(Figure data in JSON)
* Begin *

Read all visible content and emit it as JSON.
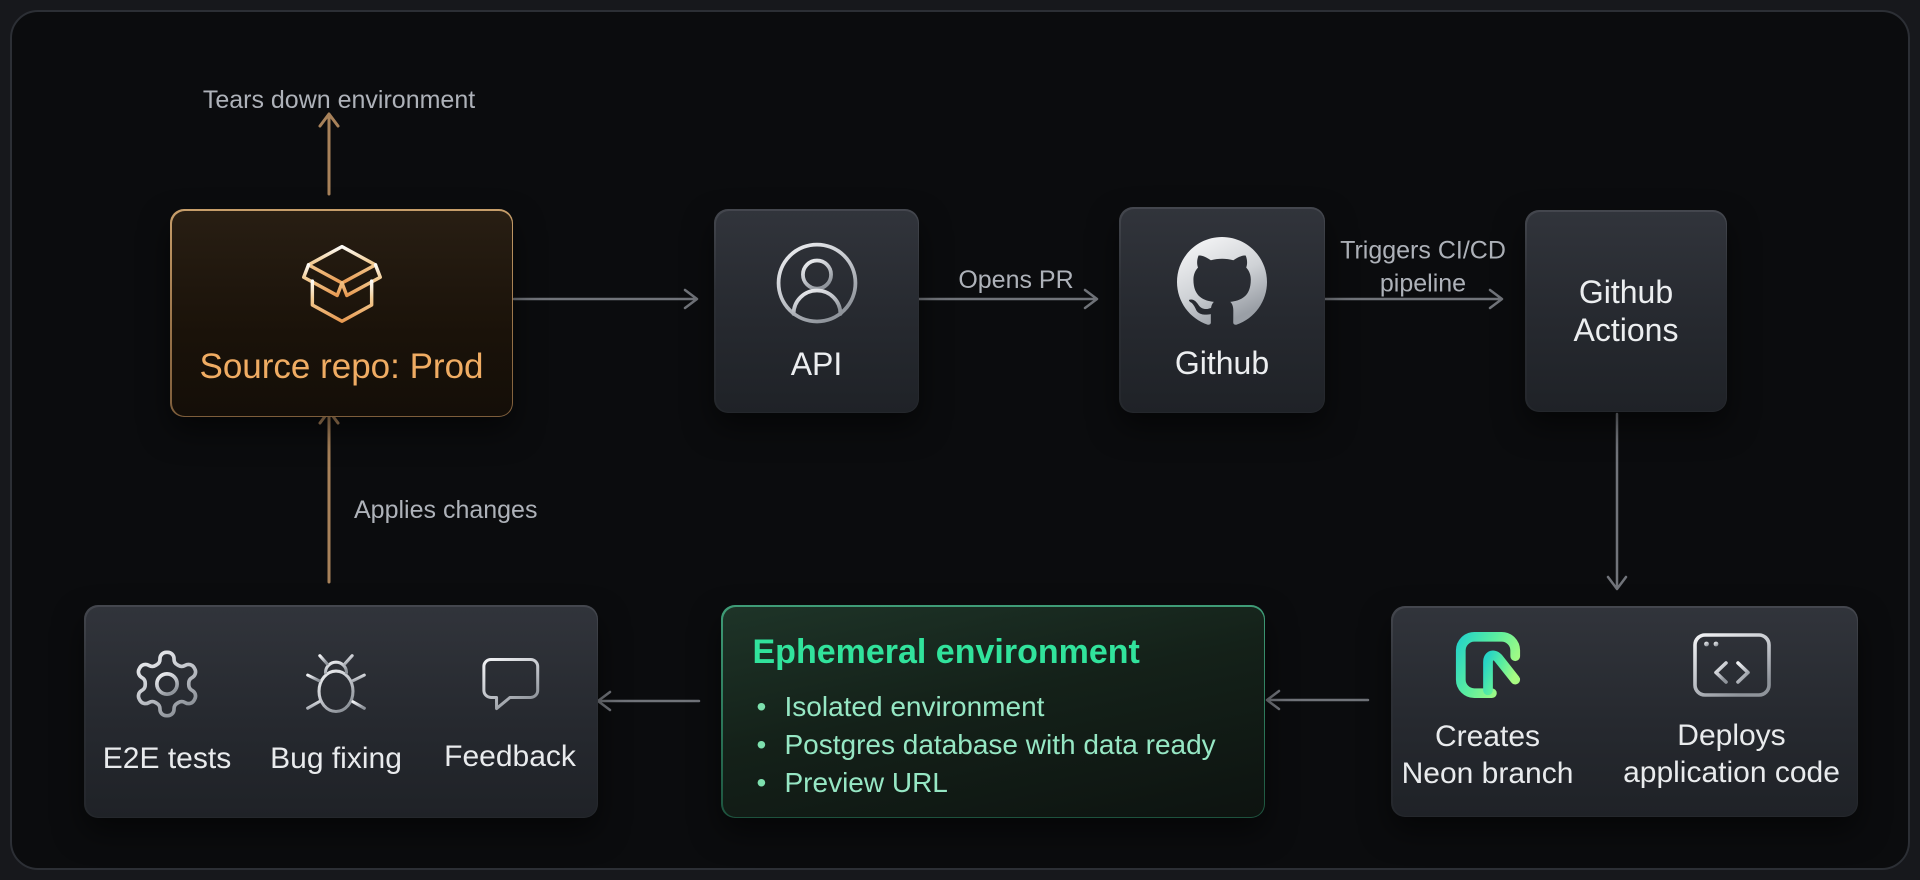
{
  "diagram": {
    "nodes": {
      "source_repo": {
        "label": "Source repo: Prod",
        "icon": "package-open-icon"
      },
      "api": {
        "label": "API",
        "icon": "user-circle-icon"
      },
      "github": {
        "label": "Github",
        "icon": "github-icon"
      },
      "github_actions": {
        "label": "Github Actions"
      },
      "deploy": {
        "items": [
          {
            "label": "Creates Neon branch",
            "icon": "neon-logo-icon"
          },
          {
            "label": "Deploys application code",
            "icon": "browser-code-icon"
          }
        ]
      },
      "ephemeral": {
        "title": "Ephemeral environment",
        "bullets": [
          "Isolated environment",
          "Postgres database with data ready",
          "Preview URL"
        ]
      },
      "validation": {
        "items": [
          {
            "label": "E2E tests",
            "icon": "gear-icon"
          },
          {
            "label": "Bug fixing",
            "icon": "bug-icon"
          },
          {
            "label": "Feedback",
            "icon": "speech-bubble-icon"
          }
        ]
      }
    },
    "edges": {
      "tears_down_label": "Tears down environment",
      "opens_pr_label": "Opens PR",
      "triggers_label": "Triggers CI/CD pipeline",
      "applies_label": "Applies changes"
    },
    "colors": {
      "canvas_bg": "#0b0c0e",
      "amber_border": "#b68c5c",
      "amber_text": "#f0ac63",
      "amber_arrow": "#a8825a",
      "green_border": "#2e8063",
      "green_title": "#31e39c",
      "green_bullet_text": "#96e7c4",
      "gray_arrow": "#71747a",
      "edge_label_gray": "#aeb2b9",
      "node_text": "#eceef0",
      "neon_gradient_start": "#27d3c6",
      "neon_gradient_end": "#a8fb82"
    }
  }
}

* End *

§ Directions for this task: Copy the records exactly as they appear, excluding images.

§ Answer in full:
Read all visible content and emit it as JSON.
{
  "diagram": {
    "nodes": {
      "source_repo": {
        "label": "Source repo: Prod",
        "icon": "package-open-icon"
      },
      "api": {
        "label": "API",
        "icon": "user-circle-icon"
      },
      "github": {
        "label": "Github",
        "icon": "github-icon"
      },
      "github_actions": {
        "label": "Github Actions"
      },
      "deploy": {
        "items": [
          {
            "label": "Creates Neon branch",
            "icon": "neon-logo-icon"
          },
          {
            "label": "Deploys application code",
            "icon": "browser-code-icon"
          }
        ]
      },
      "ephemeral": {
        "title": "Ephemeral environment",
        "bullets": [
          "Isolated environment",
          "Postgres database with data ready",
          "Preview URL"
        ]
      },
      "validation": {
        "items": [
          {
            "label": "E2E tests",
            "icon": "gear-icon"
          },
          {
            "label": "Bug fixing",
            "icon": "bug-icon"
          },
          {
            "label": "Feedback",
            "icon": "speech-bubble-icon"
          }
        ]
      }
    },
    "edges": {
      "tears_down_label": "Tears down environment",
      "opens_pr_label": "Opens PR",
      "triggers_label": "Triggers CI/CD pipeline",
      "applies_label": "Applies changes"
    },
    "colors": {
      "canvas_bg": "#0b0c0e",
      "amber_border": "#b68c5c",
      "amber_text": "#f0ac63",
      "amber_arrow": "#a8825a",
      "green_border": "#2e8063",
      "green_title": "#31e39c",
      "green_bullet_text": "#96e7c4",
      "gray_arrow": "#71747a",
      "edge_label_gray": "#aeb2b9",
      "node_text": "#eceef0",
      "neon_gradient_start": "#27d3c6",
      "neon_gradient_end": "#a8fb82"
    }
  }
}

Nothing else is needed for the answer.